## Exercise
Transcribe exactly the lines from the one containing "OCR this image." through the end of the data, both included. Leave out pictures.

* begin Exercise input *

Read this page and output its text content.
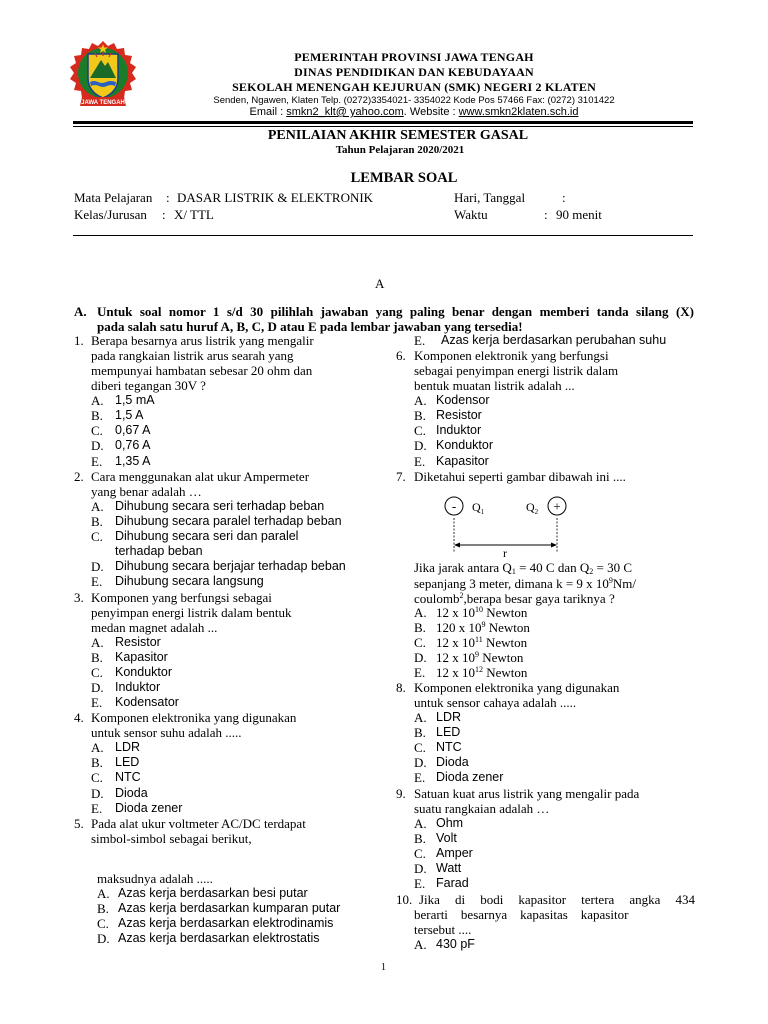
JAWA TENGAH
PEMERINTAH PROVINSI JAWA TENGAH
DINAS PENDIDIKAN DAN KEBUDAYAAN
SEKOLAH MENENGAH KEJURUAN (SMK) NEGERI 2 KLATEN
Senden, Ngawen, Klaten Telp. (0272)3354021- 3354022 Kode Pos 57466 Fax: (0272) 3101422
Email : smkn2_klt@ yahoo.com. Website : www.smkn2klaten.sch.id
PENILAIAN AKHIR SEMESTER GASAL
Tahun Pelajaran 2020/2021
LEMBAR SOAL
Mata Pelajaran : DASAR LISTRIK & ELEKTRONIK	Hari, Tanggal	:
Kelas/Jurusan : X/ TTL	Waktu	: 90 menit
A
A. Untuk soal nomor 1 s/d 30 pilihlah jawaban yang paling benar dengan memberi tanda silang (X)
pada salah satu huruf A, B, C, D atau E pada lembar jawaban yang tersedia!
1. Berapa besarnya arus listrik yang mengalir
pada rangkaian listrik arus searah yang
mempunyai hambatan sebesar 20 ohm dan
diberi tegangan 30V ?
A. 1,5 mA
B. 1,5 A
C. 0,67 A
D. 0,76 A
E. 1,35 A
2. Cara menggunakan alat ukur Ampermeter
yang benar adalah …
A. Dihubung secara seri terhadap beban
B. Dihubung secara paralel terhadap beban
C. Dihubung secara seri dan paralel
terhadap beban
D. Dihubung secara berjajar terhadap beban
E. Dihubung secara langsung
3. Komponen yang berfungsi sebagai
penyimpan energi listrik dalam bentuk
medan magnet adalah ...
A. Resistor
B. Kapasitor
C. Konduktor
D. Induktor
E. Kodensator
4. Komponen elektronika yang digunakan
untuk sensor suhu adalah .....
A. LDR
B. LED
C. NTC
D. Dioda
E. Dioda zener
5. Pada alat ukur voltmeter AC/DC terdapat
simbol-simbol sebagai berikut,
maksudnya adalah .....
A. Azas kerja berdasarkan besi putar
B. Azas kerja berdasarkan kumparan putar
C. Azas kerja berdasarkan elektrodinamis
D. Azas kerja berdasarkan elektrostatis
E. Azas kerja berdasarkan perubahan suhu
6. Komponen elektronik yang berfungsi
sebagai penyimpan energi listrik dalam
bentuk muatan listrik adalah ...
A. Kodensor
B. Resistor
C. Induktor
D. Konduktor
E. Kapasitor
7. Diketahui seperti gambar dibawah ini ....
- $Q_1$	$Q_2$ +
r
Jika jarak antara $Q_1 = 40$ C dan $Q_2 = 30$ C
sepanjang 3 meter, dimana k = 9 x $10^9Nm/$
coulomb$^2$,berapa besar gaya tariknya ?
A. 12 x $10^{10}$ Newton
B. 120 x $10^9$ Newton
C. 12 x $10^{11}$ Newton
D. 12 x $10^9$ Newton
E. 12 x $10^{12}$ Newton
8. Komponen elektronika yang digunakan
untuk sensor cahaya adalah .....
A. LDR
B. LED
C. NTC
D. Dioda
E. Dioda zener
9. Satuan kuat arus listrik yang mengalir pada
suatu rangkaian adalah …
A. Ohm
B. Volt
C. Amper
D. Watt
E. Farad
10. Jika di bodi kapasitor tertera angka 434
berarti    besarnya    kapasitas    kapasitor
tersebut ....
A. 430 pF
1
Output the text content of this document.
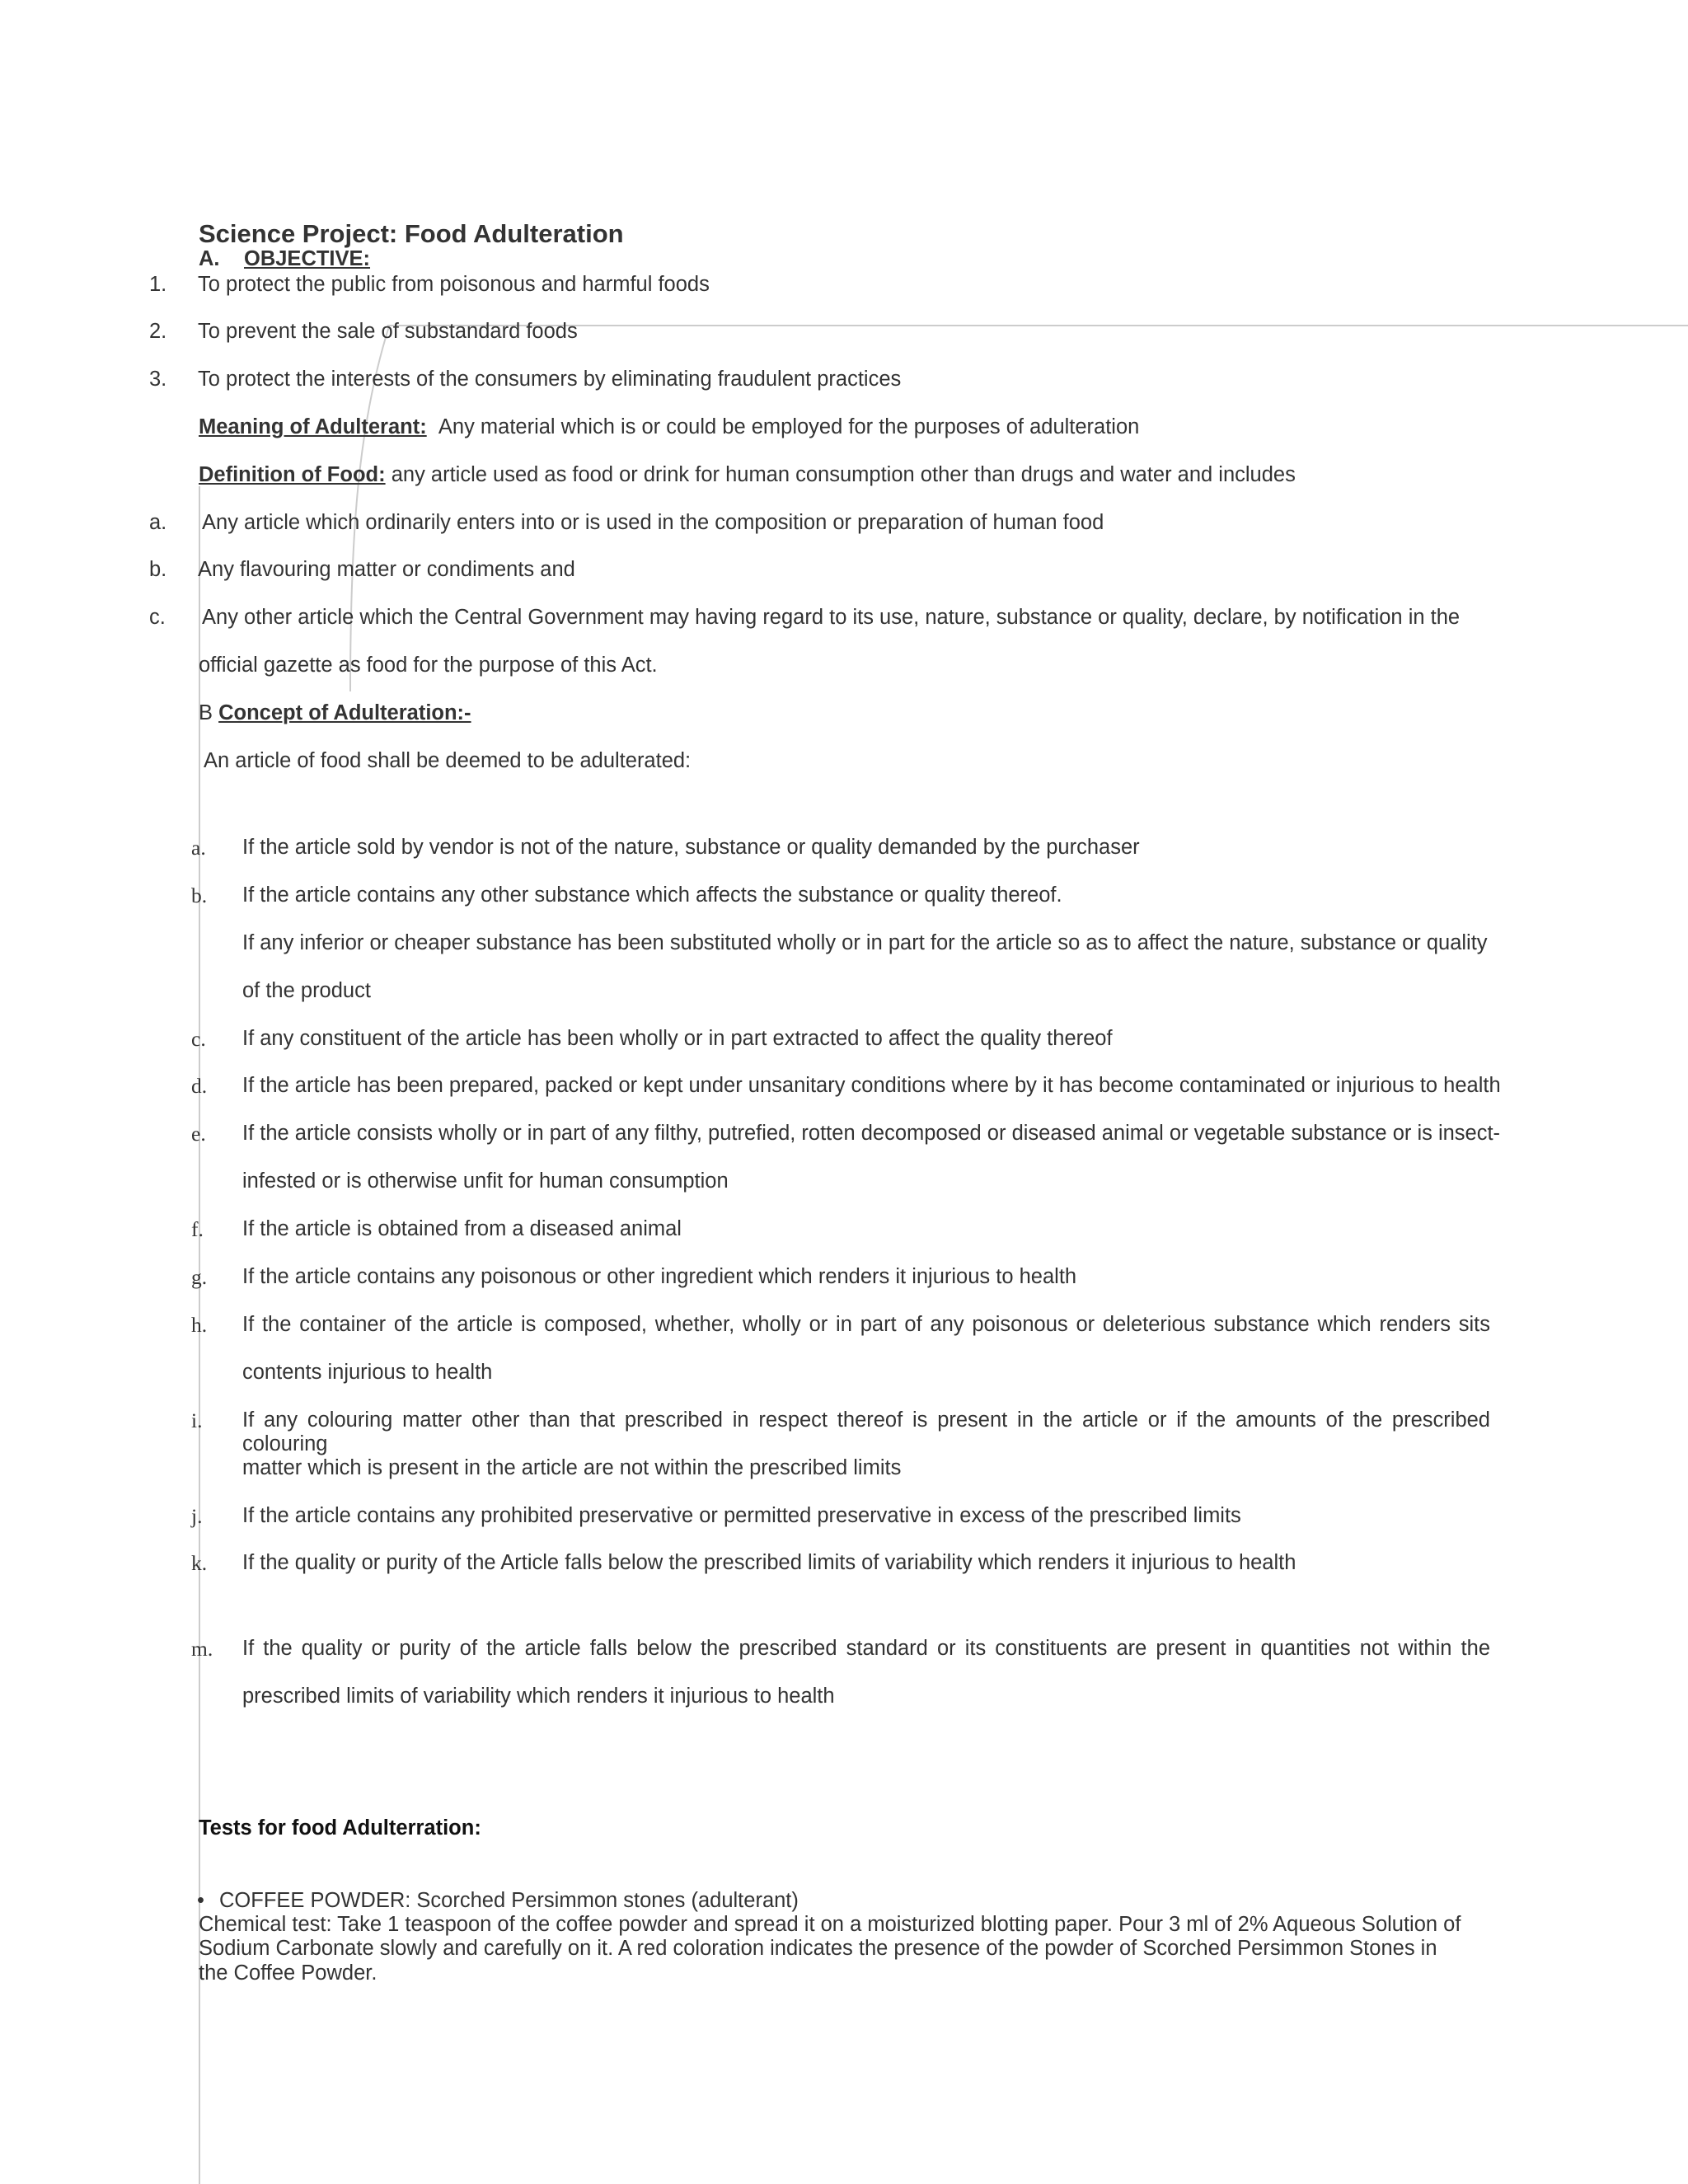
Science Project: Food Adulteration
A. OBJECTIVE:
1. To protect the public from poisonous and harmful foods
2. To prevent the sale of substandard foods
3. To protect the interests of the consumers by eliminating fraudulent practices
Meaning of Adulterant: Any material which is or could be employed for the purposes of adulteration
Definition of Food: any article used as food or drink for human consumption other than drugs and water and includes
a. Any article which ordinarily enters into or is used in the composition or preparation of human food
b. Any flavouring matter or condiments and
c. Any other article which the Central Government may having regard to its use, nature, substance or quality, declare, by notification in the
official gazette as food for the purpose of this Act.
B Concept of Adulteration:-
An article of food shall be deemed to be adulterated:
a. If the article sold by vendor is not of the nature, substance or quality demanded by the purchaser
b. If the article contains any other substance which affects the substance or quality thereof.
If any inferior or cheaper substance has been substituted wholly or in part for the article so as to affect the nature, substance or quality
of the product
c. If any constituent of the article has been wholly or in part extracted to affect the quality thereof
d. If the article has been prepared, packed or kept under unsanitary conditions where by it has become contaminated or injurious to health
e. If the article consists wholly or in part of any filthy, putrefied, rotten decomposed or diseased animal or vegetable substance or is insect-
infested or is otherwise unfit for human consumption
f. If the article is obtained from a diseased animal
g. If the article contains any poisonous or other ingredient which renders it injurious to health
h. If the container of the article is composed, whether, wholly or in part of any poisonous or deleterious substance which renders sits
contents injurious to health
i. If any colouring matter other than that prescribed in respect thereof is present in the article or if the amounts of the prescribed colouring
matter which is present in the article are not within the prescribed limits
j. If the article contains any prohibited preservative or permitted preservative in excess of the prescribed limits
k. If the quality or purity of the Article falls below the prescribed limits of variability which renders it injurious to health
m. If the quality or purity of the article falls below the prescribed standard or its constituents are present in quantities not within the
prescribed limits of variability which renders it injurious to health
Tests for food Adulterration:
• COFFEE POWDER: Scorched Persimmon stones (adulterant)
Chemical test: Take 1 teaspoon of the coffee powder and spread it on a moisturized blotting paper. Pour 3 ml of 2% Aqueous Solution of Sodium Carbonate slowly and carefully on it. A red coloration indicates the presence of the powder of Scorched Persimmon Stones in the Coffee Powder.
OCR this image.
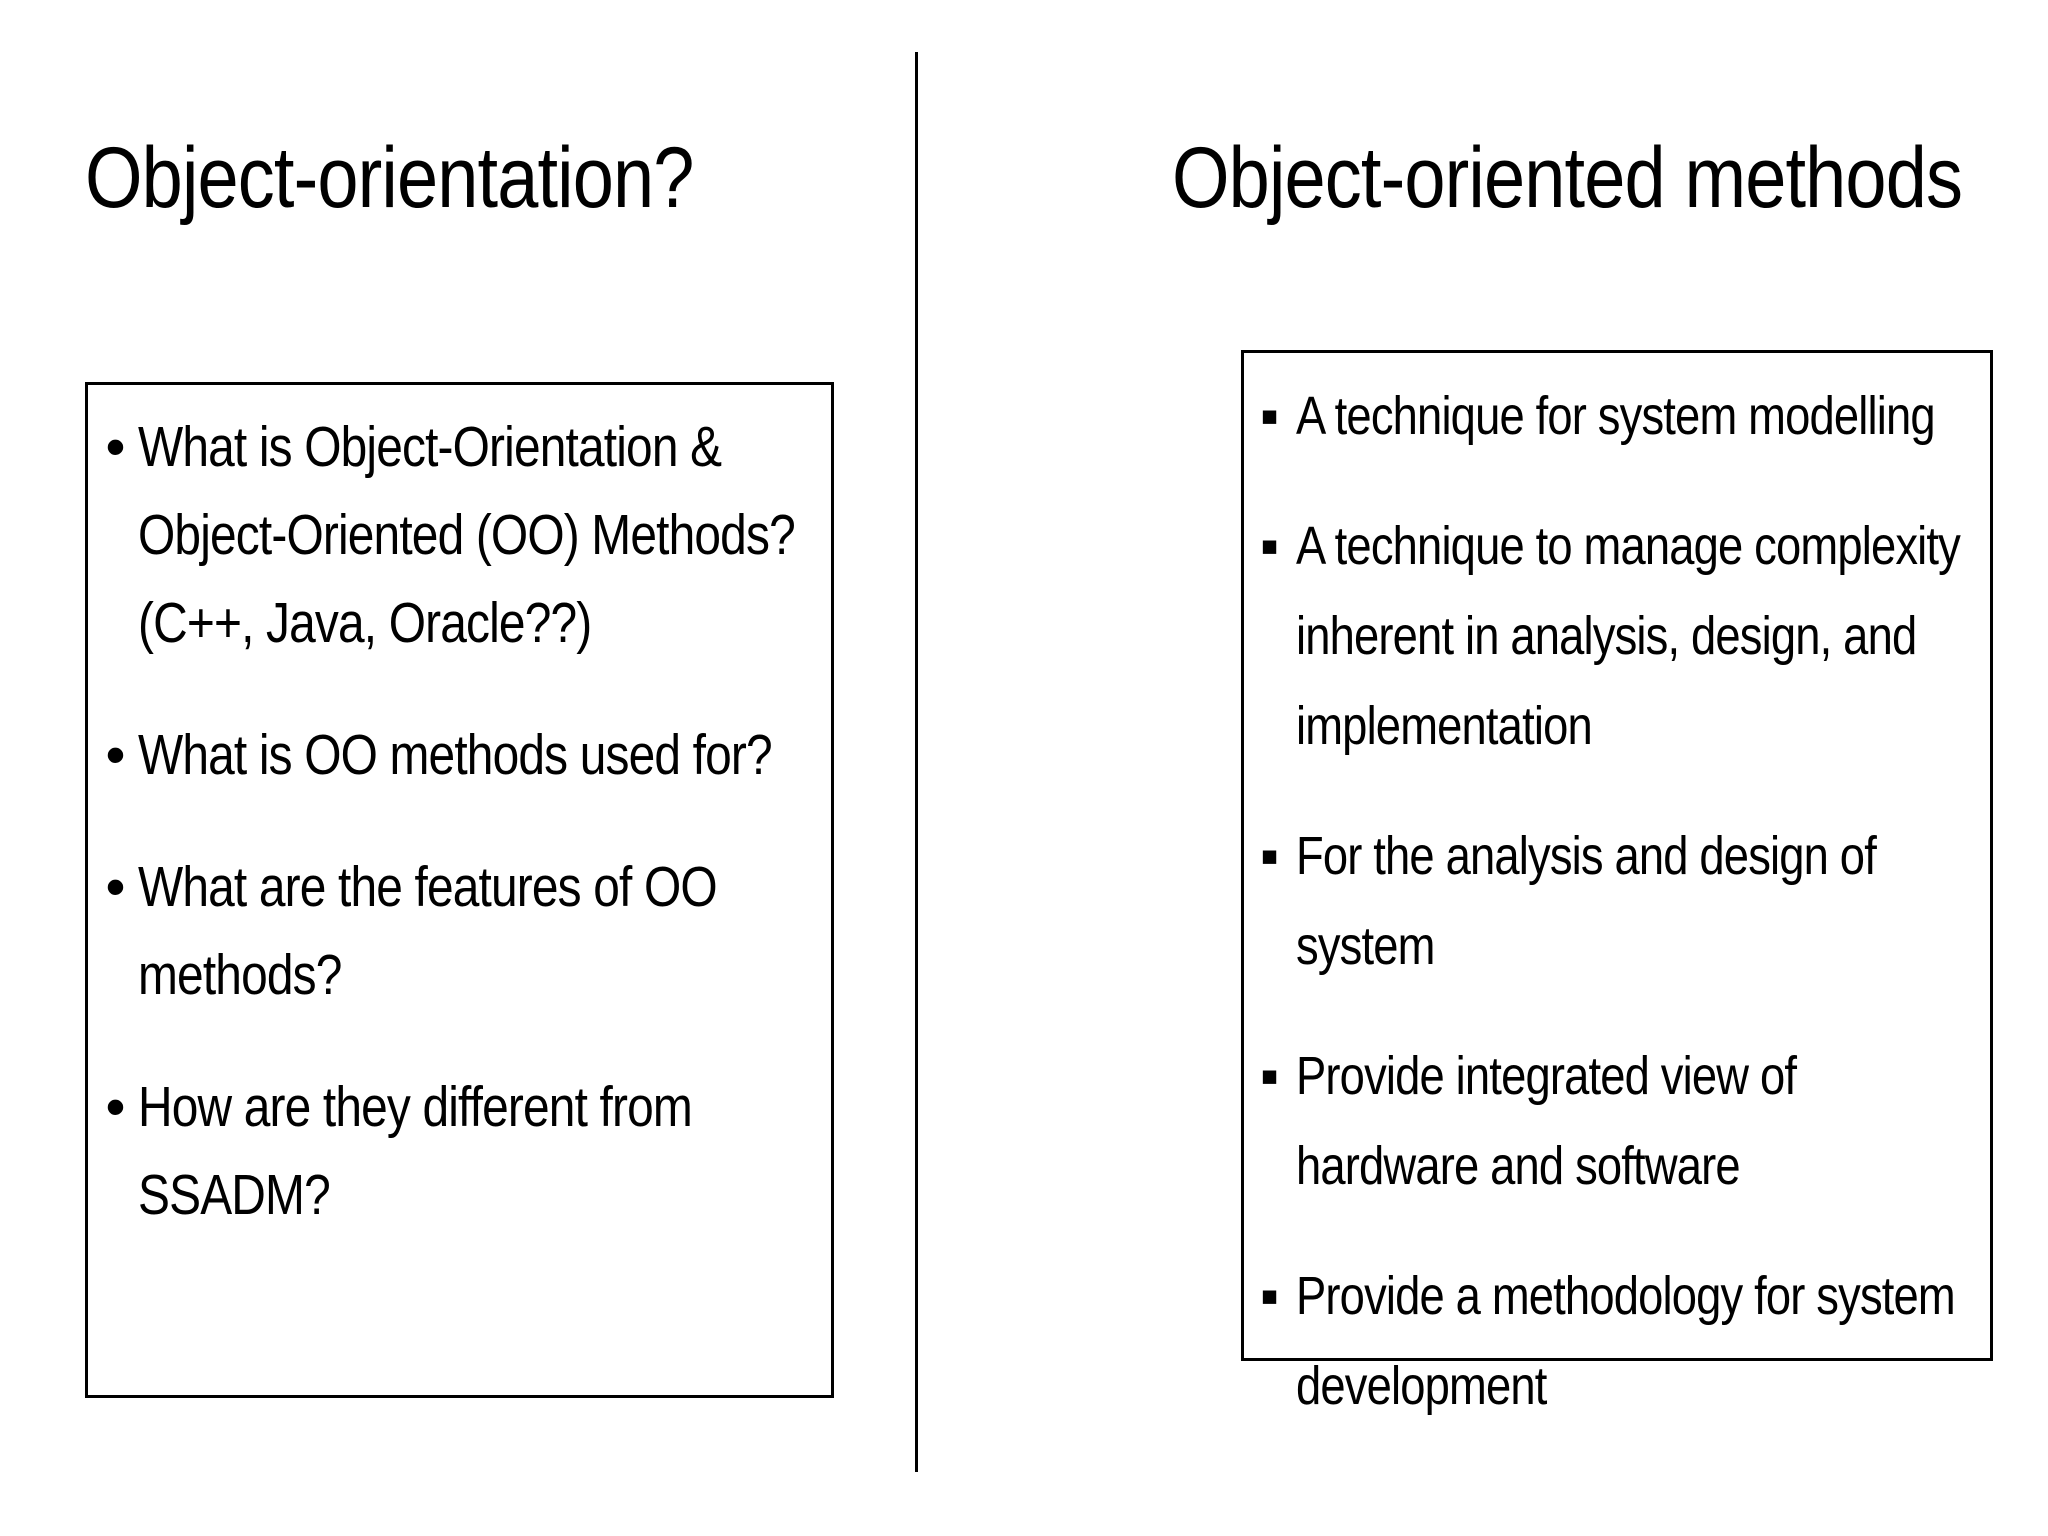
Object-orientation?
• What is Object-Orientation & Object-Oriented (OO) Methods? (C++, Java, Oracle??)
• What is OO methods used for?
• What are the features of OO methods?
• How are they different from SSADM?
Object-oriented methods
▪ A technique for system modelling
▪ A technique to manage complexity inherent in analysis, design, and implementation
▪ For the analysis and design of system
▪ Provide integrated view of hardware and software
▪ Provide a methodology for system development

* end Exercise input *

## Solved exercise
OCR this image.
Object-orientation?
• What is Object-Orientation & Object-Oriented (OO) Methods? (C++, Java, Oracle??)
• What is OO methods used for?
• What are the features of OO methods?
• How are they different from SSADM?
Object-oriented methods
▪ A technique for system modelling
▪ A technique to manage complexity inherent in analysis, design, and implementation
▪ For the analysis and design of system
▪ Provide integrated view of hardware and software
▪ Provide a methodology for system development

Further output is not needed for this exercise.